─── DATA SUPPLIED ───
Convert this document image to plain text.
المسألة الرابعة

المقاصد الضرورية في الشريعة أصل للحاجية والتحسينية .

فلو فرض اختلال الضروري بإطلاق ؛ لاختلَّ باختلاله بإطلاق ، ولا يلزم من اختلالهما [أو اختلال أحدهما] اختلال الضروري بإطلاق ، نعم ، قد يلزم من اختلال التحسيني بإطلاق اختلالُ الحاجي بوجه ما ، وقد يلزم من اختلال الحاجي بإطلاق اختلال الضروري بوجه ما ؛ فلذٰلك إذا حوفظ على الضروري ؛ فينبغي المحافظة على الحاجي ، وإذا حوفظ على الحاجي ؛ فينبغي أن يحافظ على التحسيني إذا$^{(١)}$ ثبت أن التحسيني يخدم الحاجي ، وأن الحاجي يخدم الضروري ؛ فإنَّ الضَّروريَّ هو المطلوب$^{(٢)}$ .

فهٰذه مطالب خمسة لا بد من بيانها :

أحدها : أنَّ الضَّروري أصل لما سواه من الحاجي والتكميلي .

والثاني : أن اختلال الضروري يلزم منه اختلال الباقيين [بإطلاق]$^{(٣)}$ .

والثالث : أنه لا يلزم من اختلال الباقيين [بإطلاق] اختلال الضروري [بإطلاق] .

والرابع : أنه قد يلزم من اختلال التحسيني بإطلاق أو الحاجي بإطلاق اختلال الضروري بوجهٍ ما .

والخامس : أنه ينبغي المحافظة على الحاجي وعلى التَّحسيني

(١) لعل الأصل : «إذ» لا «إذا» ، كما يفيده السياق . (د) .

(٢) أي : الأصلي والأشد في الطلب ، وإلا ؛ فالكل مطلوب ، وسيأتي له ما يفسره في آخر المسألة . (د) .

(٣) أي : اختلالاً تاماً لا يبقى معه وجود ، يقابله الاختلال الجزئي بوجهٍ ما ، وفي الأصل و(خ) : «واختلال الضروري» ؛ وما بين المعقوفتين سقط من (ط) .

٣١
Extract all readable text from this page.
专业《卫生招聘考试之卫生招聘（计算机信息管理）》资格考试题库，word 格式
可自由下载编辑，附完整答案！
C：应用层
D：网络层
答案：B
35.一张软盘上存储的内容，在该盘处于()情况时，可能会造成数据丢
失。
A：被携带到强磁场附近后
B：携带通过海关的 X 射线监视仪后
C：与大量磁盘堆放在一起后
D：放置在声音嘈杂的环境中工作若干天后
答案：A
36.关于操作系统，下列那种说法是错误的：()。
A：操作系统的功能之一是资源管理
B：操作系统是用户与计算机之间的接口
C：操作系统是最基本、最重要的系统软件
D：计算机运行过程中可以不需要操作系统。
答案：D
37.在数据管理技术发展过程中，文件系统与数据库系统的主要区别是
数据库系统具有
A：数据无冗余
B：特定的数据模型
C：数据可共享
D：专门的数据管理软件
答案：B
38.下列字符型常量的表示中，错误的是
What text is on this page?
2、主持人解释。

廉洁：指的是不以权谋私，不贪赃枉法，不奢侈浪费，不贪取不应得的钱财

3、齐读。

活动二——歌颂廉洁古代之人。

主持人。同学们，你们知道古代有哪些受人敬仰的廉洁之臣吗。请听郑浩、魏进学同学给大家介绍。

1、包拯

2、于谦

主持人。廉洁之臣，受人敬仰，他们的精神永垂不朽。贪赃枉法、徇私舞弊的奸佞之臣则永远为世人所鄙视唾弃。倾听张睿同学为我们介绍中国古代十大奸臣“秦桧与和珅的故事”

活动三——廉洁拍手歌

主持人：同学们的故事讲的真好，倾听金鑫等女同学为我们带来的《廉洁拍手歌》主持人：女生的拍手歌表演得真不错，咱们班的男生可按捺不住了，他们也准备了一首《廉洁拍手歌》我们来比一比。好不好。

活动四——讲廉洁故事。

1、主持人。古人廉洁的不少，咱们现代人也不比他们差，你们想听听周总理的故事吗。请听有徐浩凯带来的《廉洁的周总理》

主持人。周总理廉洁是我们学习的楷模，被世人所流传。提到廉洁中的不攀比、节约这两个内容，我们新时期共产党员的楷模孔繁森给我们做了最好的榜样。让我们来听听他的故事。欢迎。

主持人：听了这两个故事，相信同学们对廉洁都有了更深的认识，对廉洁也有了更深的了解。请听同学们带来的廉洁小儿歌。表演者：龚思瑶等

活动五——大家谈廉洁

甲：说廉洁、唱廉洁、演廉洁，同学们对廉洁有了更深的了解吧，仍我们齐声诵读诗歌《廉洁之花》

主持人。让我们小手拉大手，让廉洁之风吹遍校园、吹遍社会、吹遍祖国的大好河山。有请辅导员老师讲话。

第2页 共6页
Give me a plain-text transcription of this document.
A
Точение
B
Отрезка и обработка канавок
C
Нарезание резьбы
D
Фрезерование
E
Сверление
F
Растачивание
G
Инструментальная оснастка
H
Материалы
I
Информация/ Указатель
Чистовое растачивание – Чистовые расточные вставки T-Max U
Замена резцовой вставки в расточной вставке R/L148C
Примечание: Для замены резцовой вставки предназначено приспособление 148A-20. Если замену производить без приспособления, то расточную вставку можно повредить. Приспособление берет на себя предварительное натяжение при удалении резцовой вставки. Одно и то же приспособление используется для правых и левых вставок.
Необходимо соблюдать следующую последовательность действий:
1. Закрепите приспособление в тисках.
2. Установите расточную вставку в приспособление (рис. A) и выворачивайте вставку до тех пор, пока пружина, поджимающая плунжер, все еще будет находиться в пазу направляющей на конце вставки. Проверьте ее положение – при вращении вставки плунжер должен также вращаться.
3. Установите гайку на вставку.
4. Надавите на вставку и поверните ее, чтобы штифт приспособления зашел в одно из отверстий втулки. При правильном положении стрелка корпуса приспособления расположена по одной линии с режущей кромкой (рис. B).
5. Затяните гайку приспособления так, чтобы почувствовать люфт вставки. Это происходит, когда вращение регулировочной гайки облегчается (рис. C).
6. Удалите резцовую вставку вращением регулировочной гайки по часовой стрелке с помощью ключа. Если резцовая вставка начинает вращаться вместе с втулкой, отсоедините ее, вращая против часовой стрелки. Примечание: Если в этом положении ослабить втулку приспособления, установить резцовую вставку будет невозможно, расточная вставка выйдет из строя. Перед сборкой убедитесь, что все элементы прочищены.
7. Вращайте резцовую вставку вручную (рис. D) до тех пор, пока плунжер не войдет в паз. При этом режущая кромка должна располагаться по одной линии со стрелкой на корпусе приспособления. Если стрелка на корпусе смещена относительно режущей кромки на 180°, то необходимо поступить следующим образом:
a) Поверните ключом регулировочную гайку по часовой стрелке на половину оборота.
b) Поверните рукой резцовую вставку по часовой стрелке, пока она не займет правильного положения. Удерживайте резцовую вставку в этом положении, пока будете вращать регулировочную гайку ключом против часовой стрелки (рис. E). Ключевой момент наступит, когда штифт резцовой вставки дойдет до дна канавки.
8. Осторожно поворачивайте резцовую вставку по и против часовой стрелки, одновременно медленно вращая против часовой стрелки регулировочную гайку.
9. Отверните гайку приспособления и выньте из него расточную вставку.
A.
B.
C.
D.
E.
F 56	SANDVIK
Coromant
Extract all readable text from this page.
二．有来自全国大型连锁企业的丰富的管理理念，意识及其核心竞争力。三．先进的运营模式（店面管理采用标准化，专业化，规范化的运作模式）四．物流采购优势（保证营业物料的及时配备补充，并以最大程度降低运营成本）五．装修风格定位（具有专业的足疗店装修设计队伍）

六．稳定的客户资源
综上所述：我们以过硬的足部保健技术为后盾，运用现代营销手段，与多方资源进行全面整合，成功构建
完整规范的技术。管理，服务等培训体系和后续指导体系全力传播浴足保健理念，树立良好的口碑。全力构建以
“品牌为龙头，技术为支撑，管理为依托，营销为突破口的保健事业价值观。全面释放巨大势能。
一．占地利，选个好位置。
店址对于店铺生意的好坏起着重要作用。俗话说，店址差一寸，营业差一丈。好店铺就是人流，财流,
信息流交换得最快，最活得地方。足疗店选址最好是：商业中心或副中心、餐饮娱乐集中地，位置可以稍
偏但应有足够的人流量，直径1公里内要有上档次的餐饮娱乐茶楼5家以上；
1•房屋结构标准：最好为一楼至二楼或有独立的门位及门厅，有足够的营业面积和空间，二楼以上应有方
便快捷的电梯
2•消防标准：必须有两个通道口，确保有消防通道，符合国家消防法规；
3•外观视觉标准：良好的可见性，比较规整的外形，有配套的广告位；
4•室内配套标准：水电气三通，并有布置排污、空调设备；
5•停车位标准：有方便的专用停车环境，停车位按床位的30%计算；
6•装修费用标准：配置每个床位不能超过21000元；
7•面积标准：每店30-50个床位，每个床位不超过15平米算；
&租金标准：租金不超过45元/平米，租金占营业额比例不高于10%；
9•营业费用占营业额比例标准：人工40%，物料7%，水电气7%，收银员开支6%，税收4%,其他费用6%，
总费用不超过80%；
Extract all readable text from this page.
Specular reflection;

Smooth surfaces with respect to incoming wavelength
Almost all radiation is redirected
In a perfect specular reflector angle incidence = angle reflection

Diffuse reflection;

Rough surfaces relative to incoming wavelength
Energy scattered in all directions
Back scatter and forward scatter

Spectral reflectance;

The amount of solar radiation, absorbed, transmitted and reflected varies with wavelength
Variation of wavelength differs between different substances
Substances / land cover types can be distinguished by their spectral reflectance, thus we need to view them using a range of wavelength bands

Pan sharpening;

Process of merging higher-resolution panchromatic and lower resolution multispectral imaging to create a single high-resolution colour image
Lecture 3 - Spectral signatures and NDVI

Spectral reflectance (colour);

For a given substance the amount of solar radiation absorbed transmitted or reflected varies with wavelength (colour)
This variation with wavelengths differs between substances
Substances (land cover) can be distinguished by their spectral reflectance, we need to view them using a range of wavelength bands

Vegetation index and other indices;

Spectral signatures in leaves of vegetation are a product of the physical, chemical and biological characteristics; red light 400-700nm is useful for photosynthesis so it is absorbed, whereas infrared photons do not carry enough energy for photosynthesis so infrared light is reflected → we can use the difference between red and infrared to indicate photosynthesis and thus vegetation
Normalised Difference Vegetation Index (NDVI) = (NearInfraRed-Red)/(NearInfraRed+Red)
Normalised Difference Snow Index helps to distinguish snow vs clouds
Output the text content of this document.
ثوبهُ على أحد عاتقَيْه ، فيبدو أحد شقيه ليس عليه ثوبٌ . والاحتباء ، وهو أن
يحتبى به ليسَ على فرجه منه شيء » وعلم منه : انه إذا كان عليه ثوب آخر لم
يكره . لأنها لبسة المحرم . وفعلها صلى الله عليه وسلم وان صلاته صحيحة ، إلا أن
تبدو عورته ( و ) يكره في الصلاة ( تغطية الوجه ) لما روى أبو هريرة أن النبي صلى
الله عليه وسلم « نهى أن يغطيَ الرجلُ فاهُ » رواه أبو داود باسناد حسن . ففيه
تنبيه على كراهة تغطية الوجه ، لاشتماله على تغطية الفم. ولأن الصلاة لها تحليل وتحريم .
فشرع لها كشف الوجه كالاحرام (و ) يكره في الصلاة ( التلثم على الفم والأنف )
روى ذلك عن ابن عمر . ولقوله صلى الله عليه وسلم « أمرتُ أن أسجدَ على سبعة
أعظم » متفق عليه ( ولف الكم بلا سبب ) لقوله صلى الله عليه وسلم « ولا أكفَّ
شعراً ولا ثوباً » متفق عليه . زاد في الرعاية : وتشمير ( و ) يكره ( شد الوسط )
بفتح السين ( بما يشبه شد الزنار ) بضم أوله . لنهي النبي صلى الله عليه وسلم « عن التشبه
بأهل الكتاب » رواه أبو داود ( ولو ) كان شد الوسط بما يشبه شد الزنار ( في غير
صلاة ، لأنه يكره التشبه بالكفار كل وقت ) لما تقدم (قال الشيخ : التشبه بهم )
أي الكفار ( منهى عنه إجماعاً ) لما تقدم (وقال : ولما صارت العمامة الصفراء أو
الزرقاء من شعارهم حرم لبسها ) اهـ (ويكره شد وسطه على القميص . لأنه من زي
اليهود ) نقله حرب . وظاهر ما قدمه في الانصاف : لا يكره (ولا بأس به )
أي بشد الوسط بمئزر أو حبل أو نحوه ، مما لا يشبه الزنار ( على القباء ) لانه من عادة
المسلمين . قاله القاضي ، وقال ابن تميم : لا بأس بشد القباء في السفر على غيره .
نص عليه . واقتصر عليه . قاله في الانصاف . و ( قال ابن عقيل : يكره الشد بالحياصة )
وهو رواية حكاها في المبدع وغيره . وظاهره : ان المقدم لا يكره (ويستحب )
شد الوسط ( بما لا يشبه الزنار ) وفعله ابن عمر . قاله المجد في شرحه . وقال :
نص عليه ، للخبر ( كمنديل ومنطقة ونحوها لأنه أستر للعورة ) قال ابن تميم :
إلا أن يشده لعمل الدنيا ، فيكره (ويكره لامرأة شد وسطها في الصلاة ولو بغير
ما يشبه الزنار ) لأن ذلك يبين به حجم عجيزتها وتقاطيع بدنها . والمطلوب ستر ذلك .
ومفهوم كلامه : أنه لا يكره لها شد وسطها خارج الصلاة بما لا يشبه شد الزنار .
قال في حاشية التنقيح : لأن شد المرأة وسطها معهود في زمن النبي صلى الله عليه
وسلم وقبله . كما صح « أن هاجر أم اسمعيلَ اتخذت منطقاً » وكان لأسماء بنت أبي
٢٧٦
───
EXERCISE OBJECTIVE: Copy out all lines where the word "between" appears.

THE RESULT:
Variation of wavelength differs between different substances
This variation with wavelengths differs between substances
Spectral signatures in leaves of vegetation are a product of the physical, chemical and biological characteristics; red light 400-700nm is useful for photosynthesis so it is absorbed, whereas infrared photons do not carry enough energy for photosynthesis so infrared light is reflected → we can use the difference between red and infrared to indicate photosynthesis and thus vegetation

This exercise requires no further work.